(Records about charts and figures)
———

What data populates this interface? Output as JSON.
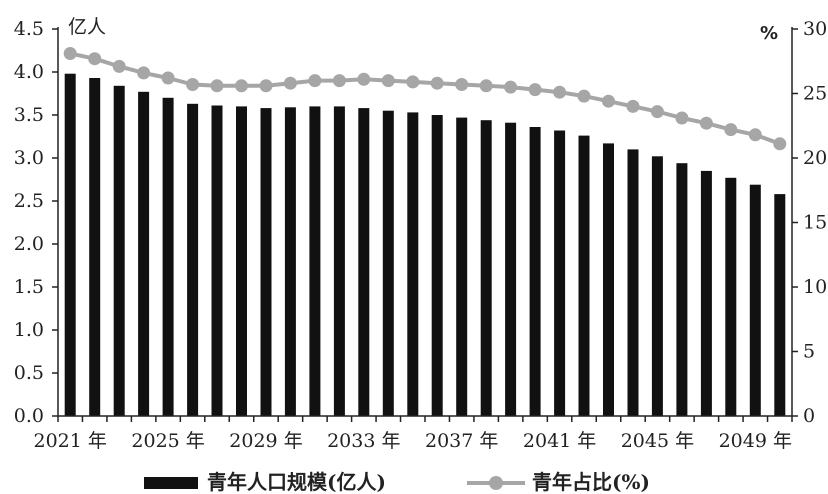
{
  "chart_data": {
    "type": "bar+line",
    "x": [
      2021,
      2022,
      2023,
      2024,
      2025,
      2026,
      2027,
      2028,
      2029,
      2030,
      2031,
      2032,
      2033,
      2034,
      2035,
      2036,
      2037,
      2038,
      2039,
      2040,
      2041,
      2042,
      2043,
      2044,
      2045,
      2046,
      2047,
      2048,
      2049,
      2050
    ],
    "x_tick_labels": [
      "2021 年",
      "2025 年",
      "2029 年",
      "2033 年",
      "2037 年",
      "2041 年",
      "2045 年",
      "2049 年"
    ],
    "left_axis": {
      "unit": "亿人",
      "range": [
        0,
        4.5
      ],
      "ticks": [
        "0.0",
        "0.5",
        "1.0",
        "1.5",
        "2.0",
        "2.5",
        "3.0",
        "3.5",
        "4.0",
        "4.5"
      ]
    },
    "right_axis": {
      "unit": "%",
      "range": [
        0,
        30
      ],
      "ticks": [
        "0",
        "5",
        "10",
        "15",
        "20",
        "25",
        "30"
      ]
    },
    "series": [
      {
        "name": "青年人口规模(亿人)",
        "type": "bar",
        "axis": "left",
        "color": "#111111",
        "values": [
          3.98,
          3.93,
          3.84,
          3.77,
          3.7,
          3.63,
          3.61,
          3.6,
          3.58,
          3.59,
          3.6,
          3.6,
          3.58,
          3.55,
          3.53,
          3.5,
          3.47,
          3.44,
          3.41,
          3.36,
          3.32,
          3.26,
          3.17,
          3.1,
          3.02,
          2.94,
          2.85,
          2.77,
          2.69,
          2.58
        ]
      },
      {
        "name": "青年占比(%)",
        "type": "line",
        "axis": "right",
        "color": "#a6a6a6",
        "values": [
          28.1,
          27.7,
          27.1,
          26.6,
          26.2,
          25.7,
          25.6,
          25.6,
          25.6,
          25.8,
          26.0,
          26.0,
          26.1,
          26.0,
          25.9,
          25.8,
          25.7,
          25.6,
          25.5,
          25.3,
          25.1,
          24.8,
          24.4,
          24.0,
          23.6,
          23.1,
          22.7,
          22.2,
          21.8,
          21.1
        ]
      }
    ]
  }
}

———

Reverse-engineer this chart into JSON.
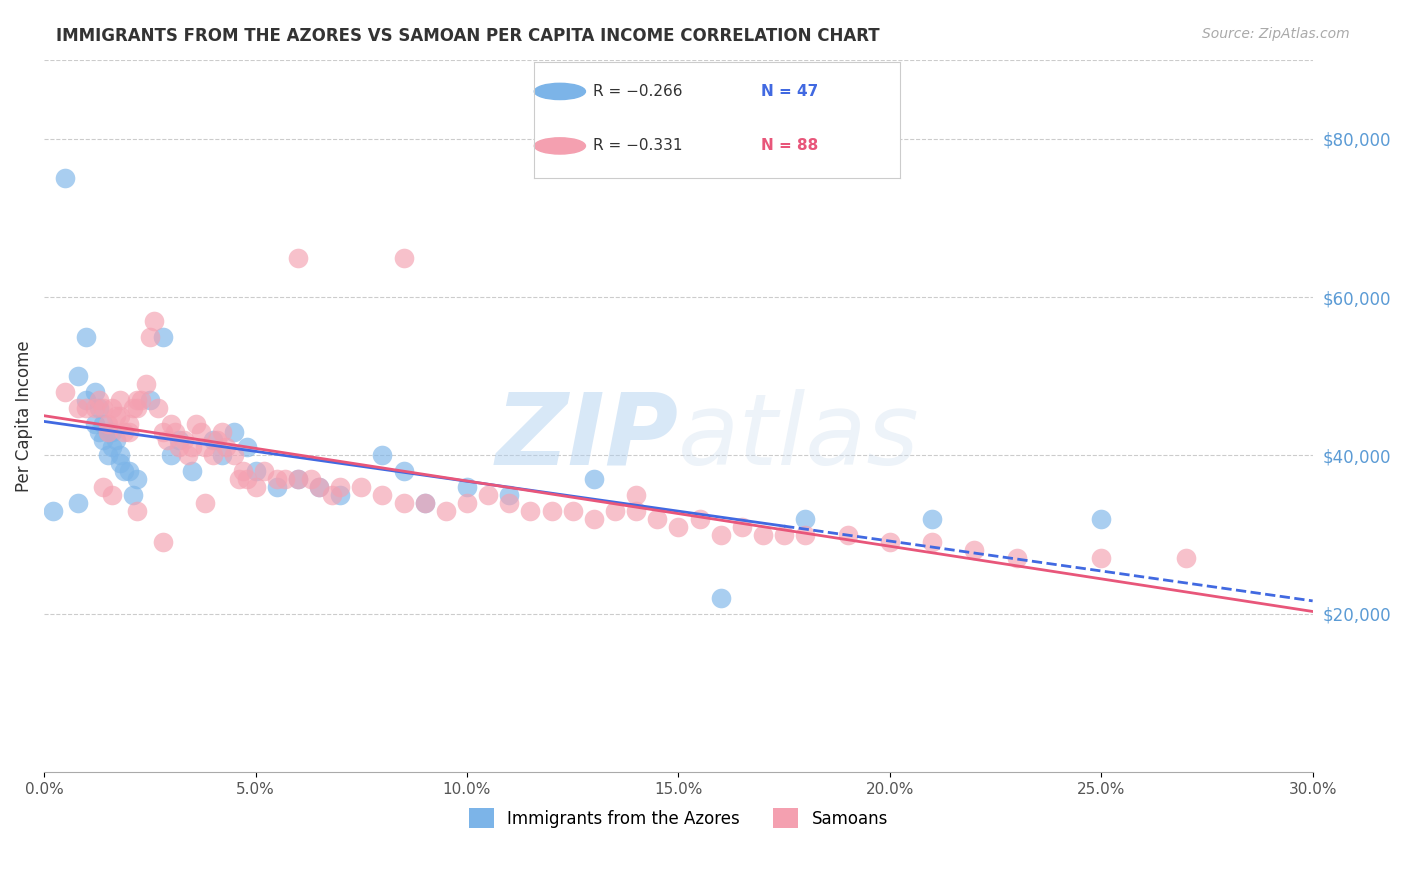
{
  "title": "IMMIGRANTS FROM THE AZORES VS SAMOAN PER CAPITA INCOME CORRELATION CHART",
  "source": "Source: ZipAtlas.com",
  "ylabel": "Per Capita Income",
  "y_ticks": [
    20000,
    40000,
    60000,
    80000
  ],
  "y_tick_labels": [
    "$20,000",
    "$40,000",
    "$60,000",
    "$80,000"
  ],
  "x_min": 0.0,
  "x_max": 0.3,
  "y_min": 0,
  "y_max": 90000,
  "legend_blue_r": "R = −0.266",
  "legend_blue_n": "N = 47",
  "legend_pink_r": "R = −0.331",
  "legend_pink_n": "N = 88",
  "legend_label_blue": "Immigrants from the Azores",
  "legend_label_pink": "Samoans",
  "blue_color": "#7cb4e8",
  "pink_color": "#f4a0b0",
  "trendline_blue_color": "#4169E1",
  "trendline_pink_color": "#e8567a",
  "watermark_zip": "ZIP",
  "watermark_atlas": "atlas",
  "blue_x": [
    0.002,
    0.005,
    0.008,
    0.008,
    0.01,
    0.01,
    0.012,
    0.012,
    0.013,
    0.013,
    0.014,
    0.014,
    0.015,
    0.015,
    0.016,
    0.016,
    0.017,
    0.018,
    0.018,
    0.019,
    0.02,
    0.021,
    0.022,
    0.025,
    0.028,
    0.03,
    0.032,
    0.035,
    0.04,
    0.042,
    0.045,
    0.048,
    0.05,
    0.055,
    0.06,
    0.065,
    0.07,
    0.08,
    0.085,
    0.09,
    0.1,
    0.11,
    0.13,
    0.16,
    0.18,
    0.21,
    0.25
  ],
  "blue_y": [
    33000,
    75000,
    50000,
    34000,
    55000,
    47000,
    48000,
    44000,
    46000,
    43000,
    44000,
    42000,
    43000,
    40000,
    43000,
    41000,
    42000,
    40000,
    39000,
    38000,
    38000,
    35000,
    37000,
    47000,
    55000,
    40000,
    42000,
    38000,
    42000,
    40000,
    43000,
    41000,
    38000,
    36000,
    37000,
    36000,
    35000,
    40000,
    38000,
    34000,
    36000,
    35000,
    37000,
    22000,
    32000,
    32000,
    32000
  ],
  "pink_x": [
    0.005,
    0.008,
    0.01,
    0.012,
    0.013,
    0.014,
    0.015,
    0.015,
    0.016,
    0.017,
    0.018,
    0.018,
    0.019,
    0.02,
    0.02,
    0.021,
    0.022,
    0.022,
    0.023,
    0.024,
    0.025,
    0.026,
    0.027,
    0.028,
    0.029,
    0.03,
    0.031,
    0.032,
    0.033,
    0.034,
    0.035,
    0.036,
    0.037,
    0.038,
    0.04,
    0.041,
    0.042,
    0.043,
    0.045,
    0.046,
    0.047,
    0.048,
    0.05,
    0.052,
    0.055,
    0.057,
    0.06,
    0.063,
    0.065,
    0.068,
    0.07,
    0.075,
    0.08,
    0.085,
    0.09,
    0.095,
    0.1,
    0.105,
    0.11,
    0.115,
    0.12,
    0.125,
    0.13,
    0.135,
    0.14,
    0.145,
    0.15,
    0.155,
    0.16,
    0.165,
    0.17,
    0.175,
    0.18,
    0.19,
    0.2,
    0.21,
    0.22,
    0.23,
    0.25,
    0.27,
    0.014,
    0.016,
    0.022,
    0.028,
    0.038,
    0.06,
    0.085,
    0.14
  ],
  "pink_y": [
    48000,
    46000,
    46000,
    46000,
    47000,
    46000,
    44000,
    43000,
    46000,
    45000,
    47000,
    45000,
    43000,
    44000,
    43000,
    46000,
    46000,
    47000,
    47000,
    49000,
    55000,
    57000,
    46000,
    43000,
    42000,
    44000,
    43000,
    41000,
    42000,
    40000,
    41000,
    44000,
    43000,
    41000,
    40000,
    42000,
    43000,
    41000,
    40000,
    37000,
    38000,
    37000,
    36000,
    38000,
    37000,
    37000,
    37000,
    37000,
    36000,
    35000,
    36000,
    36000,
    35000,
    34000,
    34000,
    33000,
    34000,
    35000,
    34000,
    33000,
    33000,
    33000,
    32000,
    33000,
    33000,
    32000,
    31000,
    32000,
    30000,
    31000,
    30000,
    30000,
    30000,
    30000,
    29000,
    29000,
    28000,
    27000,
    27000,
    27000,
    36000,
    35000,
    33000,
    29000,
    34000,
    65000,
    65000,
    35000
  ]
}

———

● **What is needed**
Select and copy every line from the records that includes the word "JSON".

● **Task answer**
What data populates this interface? Output as JSON.
Reverse-engineer this chart into JSON.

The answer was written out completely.